** Start **

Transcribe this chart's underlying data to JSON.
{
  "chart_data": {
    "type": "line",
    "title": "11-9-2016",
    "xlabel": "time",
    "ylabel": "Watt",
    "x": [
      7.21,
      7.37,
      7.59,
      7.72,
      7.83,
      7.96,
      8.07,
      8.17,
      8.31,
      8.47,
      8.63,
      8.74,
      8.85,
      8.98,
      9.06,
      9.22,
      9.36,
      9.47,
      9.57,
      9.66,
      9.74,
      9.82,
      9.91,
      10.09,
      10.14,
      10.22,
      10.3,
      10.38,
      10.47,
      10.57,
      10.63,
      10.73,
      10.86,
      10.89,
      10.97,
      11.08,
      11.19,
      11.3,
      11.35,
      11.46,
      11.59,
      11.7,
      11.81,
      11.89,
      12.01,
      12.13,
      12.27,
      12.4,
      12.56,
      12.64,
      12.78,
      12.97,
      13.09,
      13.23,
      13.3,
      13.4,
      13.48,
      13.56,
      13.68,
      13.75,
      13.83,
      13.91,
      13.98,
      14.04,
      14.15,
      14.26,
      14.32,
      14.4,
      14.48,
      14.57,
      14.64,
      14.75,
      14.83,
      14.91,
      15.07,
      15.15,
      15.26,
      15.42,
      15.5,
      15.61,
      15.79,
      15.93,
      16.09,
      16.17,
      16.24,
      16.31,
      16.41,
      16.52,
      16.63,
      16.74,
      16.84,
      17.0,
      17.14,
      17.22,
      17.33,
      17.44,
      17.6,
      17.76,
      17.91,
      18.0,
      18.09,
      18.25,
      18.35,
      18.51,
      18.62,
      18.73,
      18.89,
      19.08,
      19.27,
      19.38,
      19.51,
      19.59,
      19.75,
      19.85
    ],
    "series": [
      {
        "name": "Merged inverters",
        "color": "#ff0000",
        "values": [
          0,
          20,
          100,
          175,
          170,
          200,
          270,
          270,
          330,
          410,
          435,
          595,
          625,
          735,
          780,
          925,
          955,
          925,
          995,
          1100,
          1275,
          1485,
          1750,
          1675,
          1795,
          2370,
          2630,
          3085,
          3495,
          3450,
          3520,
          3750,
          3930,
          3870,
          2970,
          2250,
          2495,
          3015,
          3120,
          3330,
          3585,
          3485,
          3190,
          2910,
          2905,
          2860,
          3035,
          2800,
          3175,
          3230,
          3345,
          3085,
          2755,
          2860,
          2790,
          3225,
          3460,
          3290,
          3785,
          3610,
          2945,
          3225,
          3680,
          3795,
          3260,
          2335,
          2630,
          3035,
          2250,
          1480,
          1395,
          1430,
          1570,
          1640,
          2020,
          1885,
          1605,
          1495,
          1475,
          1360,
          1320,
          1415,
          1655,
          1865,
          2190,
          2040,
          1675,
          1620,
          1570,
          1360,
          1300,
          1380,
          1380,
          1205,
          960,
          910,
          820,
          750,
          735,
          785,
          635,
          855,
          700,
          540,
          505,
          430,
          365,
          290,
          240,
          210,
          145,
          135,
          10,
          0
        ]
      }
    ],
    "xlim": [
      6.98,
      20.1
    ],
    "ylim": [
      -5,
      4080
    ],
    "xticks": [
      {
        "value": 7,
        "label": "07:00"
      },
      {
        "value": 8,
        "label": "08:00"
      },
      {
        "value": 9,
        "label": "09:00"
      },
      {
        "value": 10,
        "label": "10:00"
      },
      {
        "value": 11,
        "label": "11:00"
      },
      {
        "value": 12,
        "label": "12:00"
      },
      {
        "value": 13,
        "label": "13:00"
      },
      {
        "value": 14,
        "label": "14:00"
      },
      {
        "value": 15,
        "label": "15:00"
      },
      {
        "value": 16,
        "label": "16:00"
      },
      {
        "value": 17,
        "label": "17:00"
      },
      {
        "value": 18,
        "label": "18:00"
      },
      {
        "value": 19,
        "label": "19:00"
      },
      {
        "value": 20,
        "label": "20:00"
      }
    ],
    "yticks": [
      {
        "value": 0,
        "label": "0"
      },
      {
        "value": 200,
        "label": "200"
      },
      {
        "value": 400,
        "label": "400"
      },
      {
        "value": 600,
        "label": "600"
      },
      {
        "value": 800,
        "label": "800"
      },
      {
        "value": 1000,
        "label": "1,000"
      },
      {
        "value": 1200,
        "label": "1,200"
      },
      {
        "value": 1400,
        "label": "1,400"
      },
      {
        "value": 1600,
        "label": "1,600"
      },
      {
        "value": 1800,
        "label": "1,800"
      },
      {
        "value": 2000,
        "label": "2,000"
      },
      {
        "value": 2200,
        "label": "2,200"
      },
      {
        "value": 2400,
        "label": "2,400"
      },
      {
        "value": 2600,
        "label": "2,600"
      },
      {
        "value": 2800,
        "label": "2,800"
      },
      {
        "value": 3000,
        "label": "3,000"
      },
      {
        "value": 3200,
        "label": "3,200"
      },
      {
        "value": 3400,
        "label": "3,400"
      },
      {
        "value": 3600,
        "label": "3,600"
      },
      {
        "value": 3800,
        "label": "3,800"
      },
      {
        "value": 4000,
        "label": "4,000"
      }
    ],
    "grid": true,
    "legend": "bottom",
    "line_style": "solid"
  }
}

** End **

**Stated problem:** Every line of the material must be returned exactly as it appears.

**Result of this exercise:**
Transcribe this chart's underlying data to JSON.
{
  "chart_data": {
    "type": "line",
    "title": "11-9-2016",
    "xlabel": "time",
    "ylabel": "Watt",
    "x": [
      7.21,
      7.37,
      7.59,
      7.72,
      7.83,
      7.96,
      8.07,
      8.17,
      8.31,
      8.47,
      8.63,
      8.74,
      8.85,
      8.98,
      9.06,
      9.22,
      9.36,
      9.47,
      9.57,
      9.66,
      9.74,
      9.82,
      9.91,
      10.09,
      10.14,
      10.22,
      10.3,
      10.38,
      10.47,
      10.57,
      10.63,
      10.73,
      10.86,
      10.89,
      10.97,
      11.08,
      11.19,
      11.3,
      11.35,
      11.46,
      11.59,
      11.7,
      11.81,
      11.89,
      12.01,
      12.13,
      12.27,
      12.4,
      12.56,
      12.64,
      12.78,
      12.97,
      13.09,
      13.23,
      13.3,
      13.4,
      13.48,
      13.56,
      13.68,
      13.75,
      13.83,
      13.91,
      13.98,
      14.04,
      14.15,
      14.26,
      14.32,
      14.4,
      14.48,
      14.57,
      14.64,
      14.75,
      14.83,
      14.91,
      15.07,
      15.15,
      15.26,
      15.42,
      15.5,
      15.61,
      15.79,
      15.93,
      16.09,
      16.17,
      16.24,
      16.31,
      16.41,
      16.52,
      16.63,
      16.74,
      16.84,
      17.0,
      17.14,
      17.22,
      17.33,
      17.44,
      17.6,
      17.76,
      17.91,
      18.0,
      18.09,
      18.25,
      18.35,
      18.51,
      18.62,
      18.73,
      18.89,
      19.08,
      19.27,
      19.38,
      19.51,
      19.59,
      19.75,
      19.85
    ],
    "series": [
      {
        "name": "Merged inverters",
        "color": "#ff0000",
        "values": [
          0,
          20,
          100,
          175,
          170,
          200,
          270,
          270,
          330,
          410,
          435,
          595,
          625,
          735,
          780,
          925,
          955,
          925,
          995,
          1100,
          1275,
          1485,
          1750,
          1675,
          1795,
          2370,
          2630,
          3085,
          3495,
          3450,
          3520,
          3750,
          3930,
          3870,
          2970,
          2250,
          2495,
          3015,
          3120,
          3330,
          3585,
          3485,
          3190,
          2910,
          2905,
          2860,
          3035,
          2800,
          3175,
          3230,
          3345,
          3085,
          2755,
          2860,
          2790,
          3225,
          3460,
          3290,
          3785,
          3610,
          2945,
          3225,
          3680,
          3795,
          3260,
          2335,
          2630,
          3035,
          2250,
          1480,
          1395,
          1430,
          1570,
          1640,
          2020,
          1885,
          1605,
          1495,
          1475,
          1360,
          1320,
          1415,
          1655,
          1865,
          2190,
          2040,
          1675,
          1620,
          1570,
          1360,
          1300,
          1380,
          1380,
          1205,
          960,
          910,
          820,
          750,
          735,
          785,
          635,
          855,
          700,
          540,
          505,
          430,
          365,
          290,
          240,
          210,
          145,
          135,
          10,
          0
        ]
      }
    ],
    "xlim": [
      6.98,
      20.1
    ],
    "ylim": [
      -5,
      4080
    ],
    "xticks": [
      {
        "value": 7,
        "label": "07:00"
      },
      {
        "value": 8,
        "label": "08:00"
      },
      {
        "value": 9,
        "label": "09:00"
      },
      {
        "value": 10,
        "label": "10:00"
      },
      {
        "value": 11,
        "label": "11:00"
      },
      {
        "value": 12,
        "label": "12:00"
      },
      {
        "value": 13,
        "label": "13:00"
      },
      {
        "value": 14,
        "label": "14:00"
      },
      {
        "value": 15,
        "label": "15:00"
      },
      {
        "value": 16,
        "label": "16:00"
      },
      {
        "value": 17,
        "label": "17:00"
      },
      {
        "value": 18,
        "label": "18:00"
      },
      {
        "value": 19,
        "label": "19:00"
      },
      {
        "value": 20,
        "label": "20:00"
      }
    ],
    "yticks": [
      {
        "value": 0,
        "label": "0"
      },
      {
        "value": 200,
        "label": "200"
      },
      {
        "value": 400,
        "label": "400"
      },
      {
        "value": 600,
        "label": "600"
      },
      {
        "value": 800,
        "label": "800"
      },
      {
        "value": 1000,
        "label": "1,000"
      },
      {
        "value": 1200,
        "label": "1,200"
      },
      {
        "value": 1400,
        "label": "1,400"
      },
      {
        "value": 1600,
        "label": "1,600"
      },
      {
        "value": 1800,
        "label": "1,800"
      },
      {
        "value": 2000,
        "label": "2,000"
      },
      {
        "value": 2200,
        "label": "2,200"
      },
      {
        "value": 2400,
        "label": "2,400"
      },
      {
        "value": 2600,
        "label": "2,600"
      },
      {
        "value": 2800,
        "label": "2,800"
      },
      {
        "value": 3000,
        "label": "3,000"
      },
      {
        "value": 3200,
        "label": "3,200"
      },
      {
        "value": 3400,
        "label": "3,400"
      },
      {
        "value": 3600,
        "label": "3,600"
      },
      {
        "value": 3800,
        "label": "3,800"
      },
      {
        "value": 4000,
        "label": "4,000"
      }
    ],
    "grid": true,
    "legend": "bottom",
    "line_style": "solid"
  }
}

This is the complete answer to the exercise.